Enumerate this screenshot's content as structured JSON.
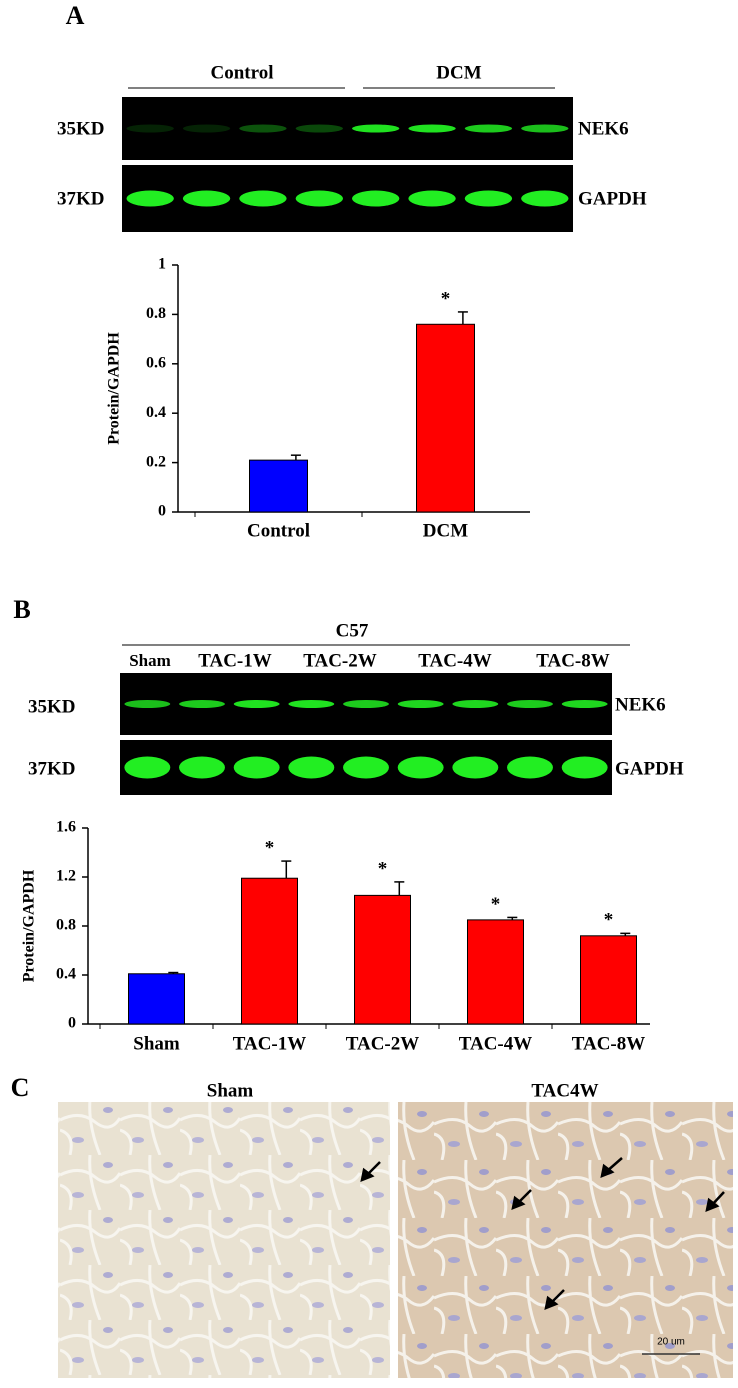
{
  "figure": {
    "panel_a": {
      "label": "A",
      "groups": [
        "Control",
        "DCM"
      ],
      "bands": [
        {
          "size": "35KD",
          "protein": "NEK6"
        },
        {
          "size": "37KD",
          "protein": "GAPDH"
        }
      ]
    },
    "panel_b": {
      "label": "B",
      "strain": "C57",
      "lanes": [
        "Sham",
        "TAC-1W",
        "TAC-2W",
        "TAC-4W",
        "TAC-8W"
      ],
      "bands": [
        {
          "size": "35KD",
          "protein": "NEK6"
        },
        {
          "size": "37KD",
          "protein": "GAPDH"
        }
      ]
    },
    "panel_c": {
      "label": "C",
      "images": [
        {
          "title": "Sham"
        },
        {
          "title": "TAC4W",
          "scale": "20 um"
        }
      ]
    }
  },
  "chart_data": [
    {
      "type": "bar",
      "y_label": "Protein/GAPDH",
      "categories": [
        "Control",
        "DCM"
      ],
      "values": [
        0.21,
        0.76
      ],
      "errors": [
        0.02,
        0.05
      ],
      "significance": [
        null,
        "*"
      ],
      "colors": [
        "#0000ff",
        "#ff0000"
      ],
      "ylim": [
        0,
        1
      ],
      "yticks": [
        0,
        0.2,
        0.4,
        0.6,
        0.8,
        1
      ]
    },
    {
      "type": "bar",
      "y_label": "Protein/GAPDH",
      "categories": [
        "Sham",
        "TAC-1W",
        "TAC-2W",
        "TAC-4W",
        "TAC-8W"
      ],
      "values": [
        0.41,
        1.19,
        1.05,
        0.85,
        0.72
      ],
      "errors": [
        0.01,
        0.14,
        0.11,
        0.02,
        0.02
      ],
      "significance": [
        null,
        "*",
        "*",
        "*",
        "*"
      ],
      "colors": [
        "#0000ff",
        "#ff0000",
        "#ff0000",
        "#ff0000",
        "#ff0000"
      ],
      "ylim": [
        0,
        1.6
      ],
      "yticks": [
        0,
        0.4,
        0.8,
        1.2,
        1.6
      ]
    }
  ]
}
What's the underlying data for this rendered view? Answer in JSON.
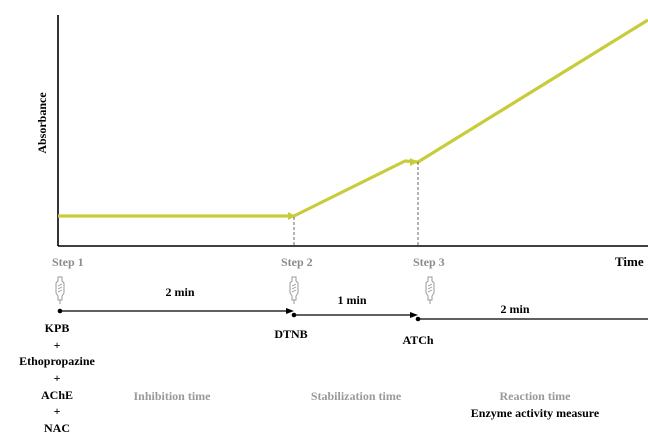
{
  "axes": {
    "y_label": "Absorbance",
    "x_label": "Time"
  },
  "steps": [
    {
      "label": "Step 1",
      "icon": "pipette-icon"
    },
    {
      "label": "Step 2",
      "icon": "pipette-icon"
    },
    {
      "label": "Step 3",
      "icon": "pipette-icon"
    }
  ],
  "durations": [
    "2 min",
    "1 min",
    "2 min"
  ],
  "reagents": {
    "step1": [
      "KPB",
      "+",
      "Ethopropazine",
      "+",
      "AChE",
      "+",
      "NAC"
    ],
    "step2": "DTNB",
    "step3": "ATCh"
  },
  "phases": {
    "inhibition": "Inhibition time",
    "stabilization": "Stabilization time",
    "reaction": "Reaction time",
    "reaction_sub": "Enzyme  activity measure"
  },
  "colors": {
    "curve": "#c8cc3a",
    "step_label": "#8c8c8c",
    "phase_label": "#9a9a9a",
    "axis": "#000000"
  }
}
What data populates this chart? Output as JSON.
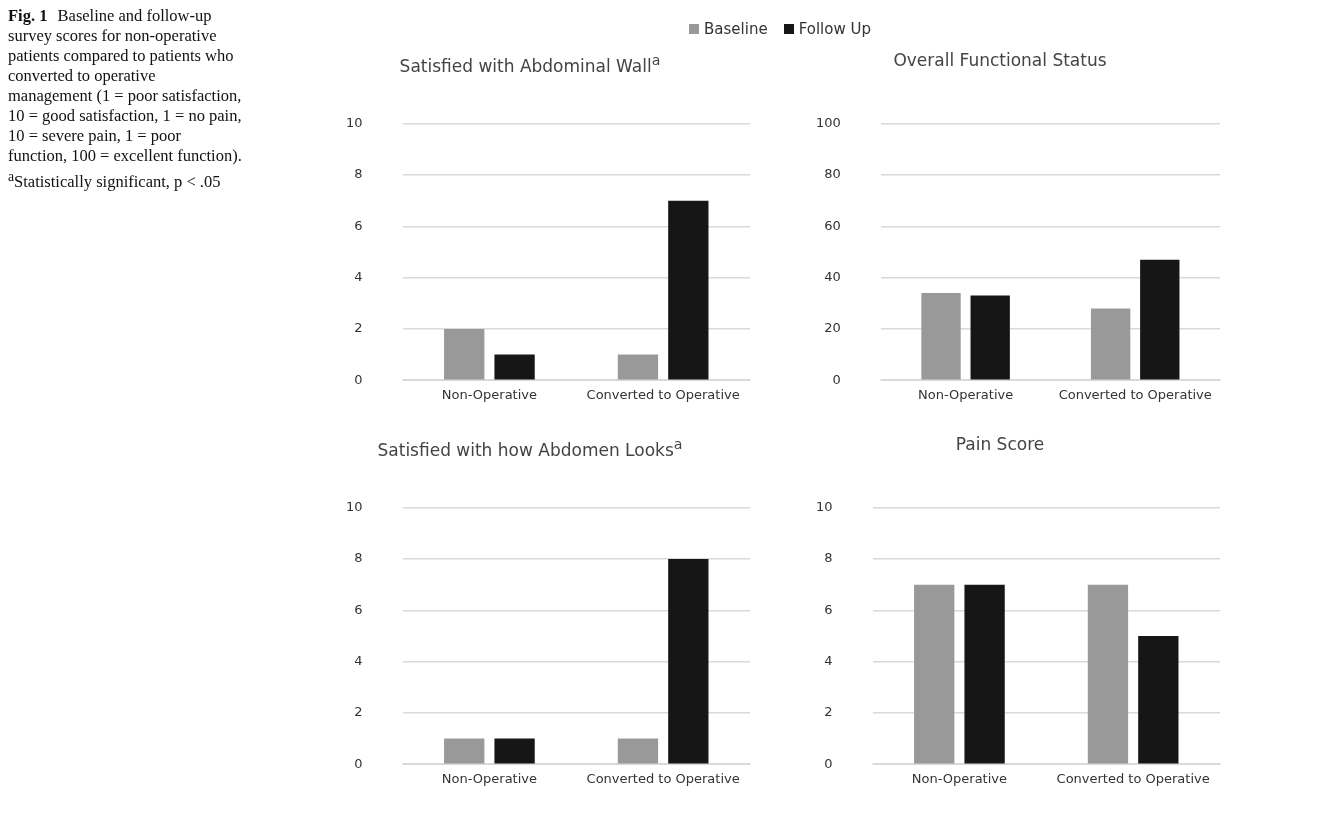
{
  "chart_data": [
    {
      "type": "bar",
      "title": "Satisfied with Abdominal Wall$^{a}$",
      "categories": [
        "Non-Operative",
        "Converted to Operative"
      ],
      "legend": "top",
      "annotations": [
        "Fig. 1",
        "Baseline and follow-up survey scores for non-operative patients compared to patients who converted to operative management (1 = poor satisfaction, 10 = good satisfaction, 1 = no pain, 10 = severe pain, 1 = poor function, 100 = excellent function). $^{a}$Statistically significant, p < .05"
      ],
      "series": [
        {
          "name": "Baseline",
          "color": "#999999",
          "values": [
            2,
            1
          ]
        },
        {
          "name": "Follow Up",
          "color": "#161616",
          "values": [
            1,
            7
          ]
        }
      ],
      "ylim": [
        0,
        10
      ],
      "yticks": [
        0,
        2,
        4,
        6,
        8,
        10
      ],
      "grid": "y"
    },
    {
      "type": "bar",
      "title": "Overall Functional Status",
      "categories": [
        "Non-Operative",
        "Converted to Operative"
      ],
      "series": [
        {
          "color": "#999999",
          "values": [
            34,
            28
          ]
        },
        {
          "color": "#161616",
          "values": [
            33,
            47
          ]
        }
      ],
      "ylim": [
        0,
        100
      ],
      "yticks": [
        0,
        20,
        40,
        60,
        80,
        100
      ],
      "grid": "y"
    },
    {
      "type": "bar",
      "title": "Satisfied with how Abdomen Looks$^{a}$",
      "categories": [
        "Non-Operative",
        "Converted to Operative"
      ],
      "series": [
        {
          "color": "#999999",
          "values": [
            1,
            1
          ]
        },
        {
          "color": "#161616",
          "values": [
            1,
            8
          ]
        }
      ],
      "ylim": [
        0,
        10
      ],
      "yticks": [
        0,
        2,
        4,
        6,
        8,
        10
      ],
      "grid": "y"
    },
    {
      "type": "bar",
      "title": "Pain Score",
      "categories": [
        "Non-Operative",
        "Converted to Operative"
      ],
      "series": [
        {
          "color": "#999999",
          "values": [
            7,
            7
          ]
        },
        {
          "color": "#161616",
          "values": [
            7,
            5
          ]
        }
      ],
      "ylim": [
        0,
        10
      ],
      "yticks": [
        0,
        2,
        4,
        6,
        8,
        10
      ],
      "grid": "y"
    }
  ]
}
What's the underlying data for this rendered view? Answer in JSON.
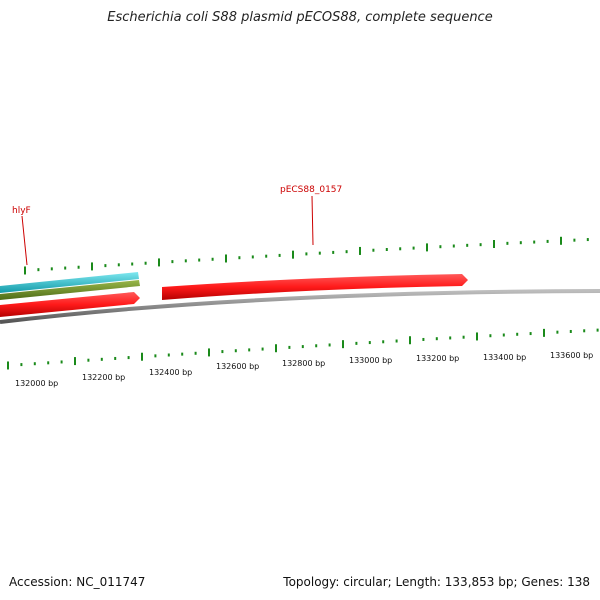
{
  "title": "Escherichia coli S88 plasmid pECOS88, complete sequence",
  "footer": {
    "accession": "Accession: NC_011747",
    "stats": "Topology: circular; Length: 133,853 bp; Genes: 138"
  },
  "colors": {
    "backbone": "#808080",
    "gene_forward": "#ff1a1a",
    "feature_cyan": "#22c7d6",
    "feature_olive": "#6b8e23",
    "tick_green": "#1a8a1a",
    "gene_label": "#cc0000"
  },
  "gene_labels": [
    {
      "name": "hlyF"
    },
    {
      "name": "pECS88_0157"
    }
  ],
  "scale_labels": [
    "132000 bp",
    "132200 bp",
    "132400 bp",
    "132600 bp",
    "132800 bp",
    "133000 bp",
    "133200 bp",
    "133400 bp",
    "133600 bp"
  ]
}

* * *

#### [Task to complete]
Every line above should be copied exactly; do not carry over the pictures.

#### [Answer below]
Enumerate this screenshot's content as structured JSON.
{
  "figure": {
    "panel_a": {
      "label": "A",
      "groups": [
        "Control",
        "DCM"
      ],
      "bands": [
        {
          "size": "35KD",
          "protein": "NEK6"
        },
        {
          "size": "37KD",
          "protein": "GAPDH"
        }
      ]
    },
    "panel_b": {
      "label": "B",
      "strain": "C57",
      "lanes": [
        "Sham",
        "TAC-1W",
        "TAC-2W",
        "TAC-4W",
        "TAC-8W"
      ],
      "bands": [
        {
          "size": "35KD",
          "protein": "NEK6"
        },
        {
          "size": "37KD",
          "protein": "GAPDH"
        }
      ]
    },
    "panel_c": {
      "label": "C",
      "images": [
        {
          "title": "Sham"
        },
        {
          "title": "TAC4W",
          "scale": "20 um"
        }
      ]
    }
  },
  "chart_data": [
    {
      "type": "bar",
      "y_label": "Protein/GAPDH",
      "categories": [
        "Control",
        "DCM"
      ],
      "values": [
        0.21,
        0.76
      ],
      "errors": [
        0.02,
        0.05
      ],
      "significance": [
        null,
        "*"
      ],
      "colors": [
        "#0000ff",
        "#ff0000"
      ],
      "ylim": [
        0,
        1
      ],
      "yticks": [
        0,
        0.2,
        0.4,
        0.6,
        0.8,
        1
      ]
    },
    {
      "type": "bar",
      "y_label": "Protein/GAPDH",
      "categories": [
        "Sham",
        "TAC-1W",
        "TAC-2W",
        "TAC-4W",
        "TAC-8W"
      ],
      "values": [
        0.41,
        1.19,
        1.05,
        0.85,
        0.72
      ],
      "errors": [
        0.01,
        0.14,
        0.11,
        0.02,
        0.02
      ],
      "significance": [
        null,
        "*",
        "*",
        "*",
        "*"
      ],
      "colors": [
        "#0000ff",
        "#ff0000",
        "#ff0000",
        "#ff0000",
        "#ff0000"
      ],
      "ylim": [
        0,
        1.6
      ],
      "yticks": [
        0,
        0.4,
        0.8,
        1.2,
        1.6
      ]
    }
  ]
}
What's the underlying data for this rendered view? Answer in JSON.
{
  "axes": {
    "y_label": "Absorbance",
    "x_label": "Time"
  },
  "steps": [
    {
      "label": "Step 1",
      "icon": "pipette-icon"
    },
    {
      "label": "Step 2",
      "icon": "pipette-icon"
    },
    {
      "label": "Step 3",
      "icon": "pipette-icon"
    }
  ],
  "durations": [
    "2 min",
    "1 min",
    "2 min"
  ],
  "reagents": {
    "step1": [
      "KPB",
      "+",
      "Ethopropazine",
      "+",
      "AChE",
      "+",
      "NAC"
    ],
    "step2": "DTNB",
    "step3": "ATCh"
  },
  "phases": {
    "inhibition": "Inhibition time",
    "stabilization": "Stabilization time",
    "reaction": "Reaction time",
    "reaction_sub": "Enzyme  activity measure"
  },
  "colors": {
    "curve": "#c8cc3a",
    "step_label": "#8c8c8c",
    "phase_label": "#9a9a9a",
    "axis": "#000000"
  }
}
What data populates this chart? Output as JSON.
{
  "chart_data": [
    {
      "type": "bar",
      "title": "Satisfied with Abdominal Wall$^{a}$",
      "categories": [
        "Non-Operative",
        "Converted to Operative"
      ],
      "legend": "top",
      "annotations": [
        "Fig. 1",
        "Baseline and follow-up survey scores for non-operative patients compared to patients who converted to operative management (1 = poor satisfaction, 10 = good satisfaction, 1 = no pain, 10 = severe pain, 1 = poor function, 100 = excellent function). $^{a}$Statistically significant, p < .05"
      ],
      "series": [
        {
          "name": "Baseline",
          "color": "#999999",
          "values": [
            2,
            1
          ]
        },
        {
          "name": "Follow Up",
          "color": "#161616",
          "values": [
            1,
            7
          ]
        }
      ],
      "ylim": [
        0,
        10
      ],
      "yticks": [
        0,
        2,
        4,
        6,
        8,
        10
      ],
      "grid": "y"
    },
    {
      "type": "bar",
      "title": "Overall Functional Status",
      "categories": [
        "Non-Operative",
        "Converted to Operative"
      ],
      "series": [
        {
          "color": "#999999",
          "values": [
            34,
            28
          ]
        },
        {
          "color": "#161616",
          "values": [
            33,
            47
          ]
        }
      ],
      "ylim": [
        0,
        100
      ],
      "yticks": [
        0,
        20,
        40,
        60,
        80,
        100
      ],
      "grid": "y"
    },
    {
      "type": "bar",
      "title": "Satisfied with how Abdomen Looks$^{a}$",
      "categories": [
        "Non-Operative",
        "Converted to Operative"
      ],
      "series": [
        {
          "color": "#999999",
          "values": [
            1,
            1
          ]
        },
        {
          "color": "#161616",
          "values": [
            1,
            8
          ]
        }
      ],
      "ylim": [
        0,
        10
      ],
      "yticks": [
        0,
        2,
        4,
        6,
        8,
        10
      ],
      "grid": "y"
    },
    {
      "type": "bar",
      "title": "Pain Score",
      "categories": [
        "Non-Operative",
        "Converted to Operative"
      ],
      "series": [
        {
          "color": "#999999",
          "values": [
            7,
            7
          ]
        },
        {
          "color": "#161616",
          "values": [
            7,
            5
          ]
        }
      ],
      "ylim": [
        0,
        10
      ],
      "yticks": [
        0,
        2,
        4,
        6,
        8,
        10
      ],
      "grid": "y"
    }
  ]
}
What's the underlying data for this rendered view? Answer in JSON.
{
  "title": "Escherichia coli S88 plasmid pECOS88, complete sequence",
  "footer": {
    "accession": "Accession: NC_011747",
    "stats": "Topology: circular; Length: 133,853 bp; Genes: 138"
  },
  "colors": {
    "backbone": "#808080",
    "gene_forward": "#ff1a1a",
    "feature_cyan": "#22c7d6",
    "feature_olive": "#6b8e23",
    "tick_green": "#1a8a1a",
    "gene_label": "#cc0000"
  },
  "gene_labels": [
    {
      "name": "hlyF"
    },
    {
      "name": "pECS88_0157"
    }
  ],
  "scale_labels": [
    "132000 bp",
    "132200 bp",
    "132400 bp",
    "132600 bp",
    "132800 bp",
    "133000 bp",
    "133200 bp",
    "133400 bp",
    "133600 bp"
  ]
}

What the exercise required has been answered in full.